— Direction —
Show every line in the entries below where the word "전기장치의" appears.

>> begin Task inputs

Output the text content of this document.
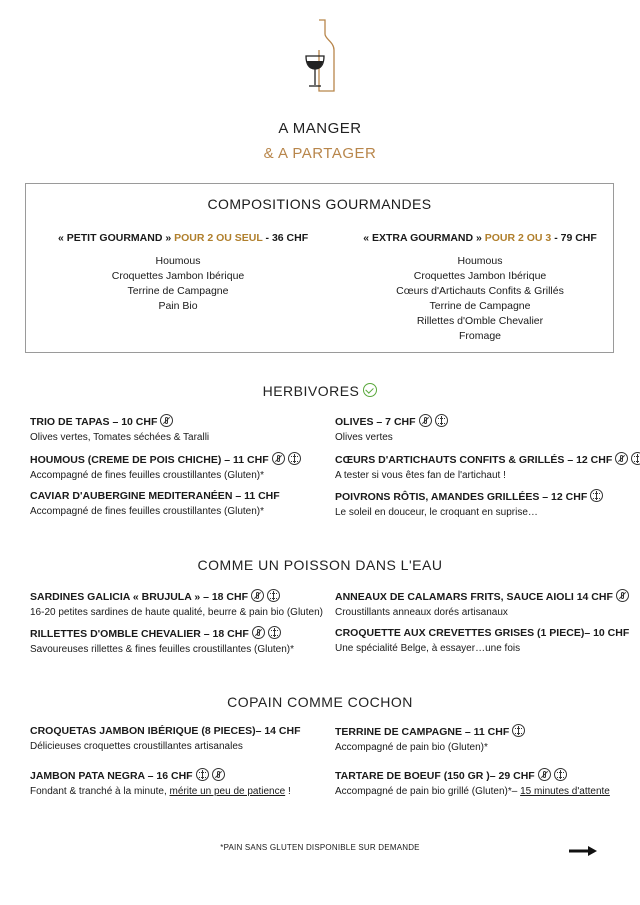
A MANGER
& A PARTAGER
COMPOSITIONS GOURMANDES
« PETIT GOURMAND » POUR 2 OU SEUL - 36 CHF
Houmous
Croquettes Jambon Ibérique
Terrine de Campagne
Pain Bio
« EXTRA GOURMAND » POUR 2 OU 3 - 79 CHF
Houmous
Croquettes Jambon Ibérique
Cœurs d'Artichauts Confits & Grillés
Terrine de Campagne
Rillettes d'Omble Chevalier
Fromage
HERBIVORES
TRIO DE TAPAS – 10 CHF
Olives vertes, Tomates séchées & Taralli
OLIVES – 7 CHF
Olives vertes
HOUMOUS (CREME DE POIS CHICHE) – 11 CHF
Accompagné de fines feuilles croustillantes (Gluten)*
CŒURS D'ARTICHAUTS CONFITS & GRILLÉS – 12 CHF
A tester si vous êtes fan de l'artichaut !
CAVIAR D'AUBERGINE MEDITERANÉEN – 11 CHF
Accompagné de fines feuilles croustillantes (Gluten)*
POIVRONS RÔTIS, AMANDES GRILLÉES – 12 CHF
Le soleil en douceur, le croquant en suprise…
COMME UN POISSON DANS L'EAU
SARDINES GALICIA « BRUJULA » – 18 CHF
16-20 petites sardines de haute qualité, beurre & pain bio (Gluten)
ANNEAUX DE CALAMARS FRITS, SAUCE AIOLI 14 CHF
Croustillants anneaux dorés artisanaux
RILLETTES D'OMBLE CHEVALIER – 18 CHF
Savoureuses rillettes & fines feuilles croustillantes (Gluten)*
CROQUETTE AUX CREVETTES GRISES (1 PIECE)– 10 CHF
Une spécialité Belge, à essayer…une fois
COPAIN COMME COCHON
CROQUETAS JAMBON IBÉRIQUE (8 PIECES)– 14 CHF
Délicieuses croquettes croustillantes artisanales
TERRINE DE CAMPAGNE – 11 CHF
Accompagné de pain bio (Gluten)*
JAMBON PATA NEGRA – 16 CHF
Fondant & tranché à la minute, mérite un peu de patience !
TARTARE DE BOEUF (150 GR )– 29 CHF
Accompagné de pain bio grillé (Gluten)*– 15 minutes d'attente
*PAIN SANS GLUTEN DISPONIBLE SUR DEMANDE
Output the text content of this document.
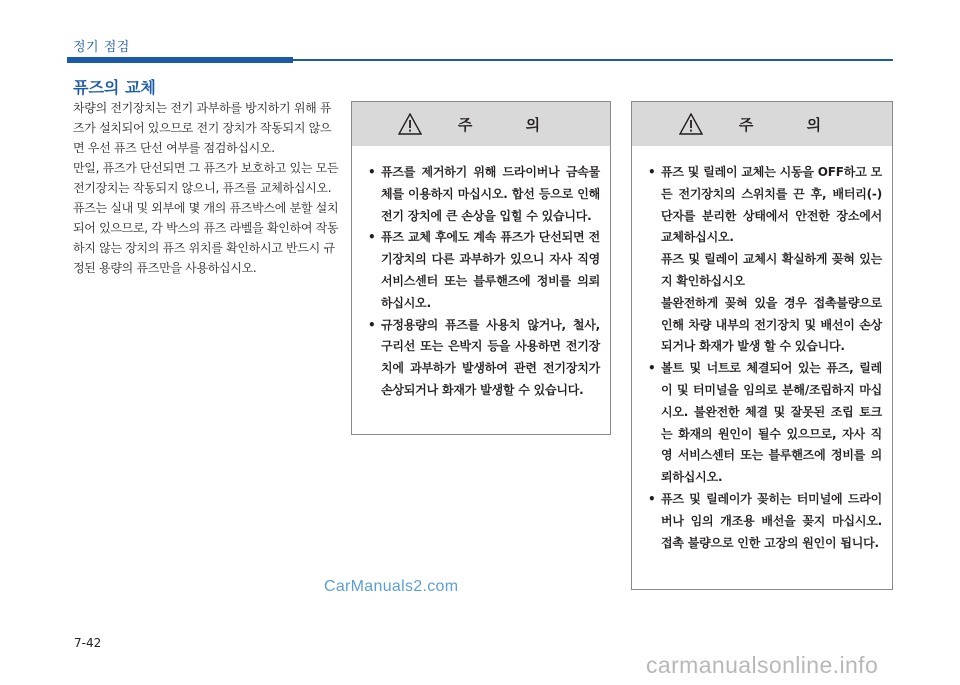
정기 점검
퓨즈의 교체

차량의 전기장치는 전기 과부하를 방지하기 위해 퓨즈가 설치되어 있으므로 전기 장치가 작동되지 않으면 우선 퓨즈 단선 여부를 점검하십시오.

만일, 퓨즈가 단선되면 그 퓨즈가 보호하고 있는 모든 전기장치는 작동되지 않으니, 퓨즈를 교체하십시오.

퓨즈는 실내 및 외부에 몇 개의 퓨즈박스에 분할 설치되어 있으므로, 각 박스의 퓨즈 라벨을 확인하여 작동하지 않는 장치의 퓨즈 위치를 확인하시고 반드시 규정된 용량의 퓨즈만을 사용하십시오.

주 의
• 퓨즈를 제거하기 위해 드라이버나 금속물체를 이용하지 마십시오. 합선 등으로 인해 전기 장치에 큰 손상을 입힐 수 있습니다.
• 퓨즈 교체 후에도 계속 퓨즈가 단선되면 전기장치의 다른 과부하가 있으니 자사 직영 서비스센터 또는 블루핸즈에 정비를 의뢰하십시오.
• 규정용량의 퓨즈를 사용치 않거나, 철사, 구리선 또는 은박지 등을 사용하면 전기장치에 과부하가 발생하여 관련 전기장치가 손상되거나 화재가 발생할 수 있습니다.
주 의
• 퓨즈 및 릴레이 교체는 시동을 OFF하고 모든 전기장치의 스위치를 끈 후, 배터리(-)단자를 분리한 상태에서 안전한 장소에서 교체하십시오.
퓨즈 및 릴레이 교체시 확실하게 꽂혀 있는지 확인하십시오
불완전하게 꽂혀 있을 경우 접촉불량으로 인해 차량 내부의 전기장치 및 배선이 손상되거나 화재가 발생 할 수 있습니다.
• 볼트 및 너트로 체결되어 있는 퓨즈, 릴레이 및 터미널을 임의로 분해/조립하지 마십시오. 불완전한 체결 및 잘못된 조립 토크는 화재의 원인이 될수 있으므로, 자사 직영 서비스센터 또는 블루핸즈에 정비를 의뢰하십시오.
• 퓨즈 및 릴레이가 꽂히는 터미널에 드라이버나 임의 개조용 배선을 꽂지 마십시오. 접촉 불량으로 인한 고장의 원인이 됩니다.
CarManuals2.com
7-42
carmanualsonline.info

>> end Task inputs

— Solved problem —
• 퓨즈 교체 후에도 계속 퓨즈가 단선되면 전기장치의 다른 과부하가 있으니 자사 직영 서비스센터 또는 블루핸즈에 정비를 의뢰하십시오.
• 퓨즈 및 릴레이 교체는 시동을 OFF하고 모든 전기장치의 스위치를 끈 후, 배터리(-)단자를 분리한 상태에서 안전한 장소에서 교체하십시오.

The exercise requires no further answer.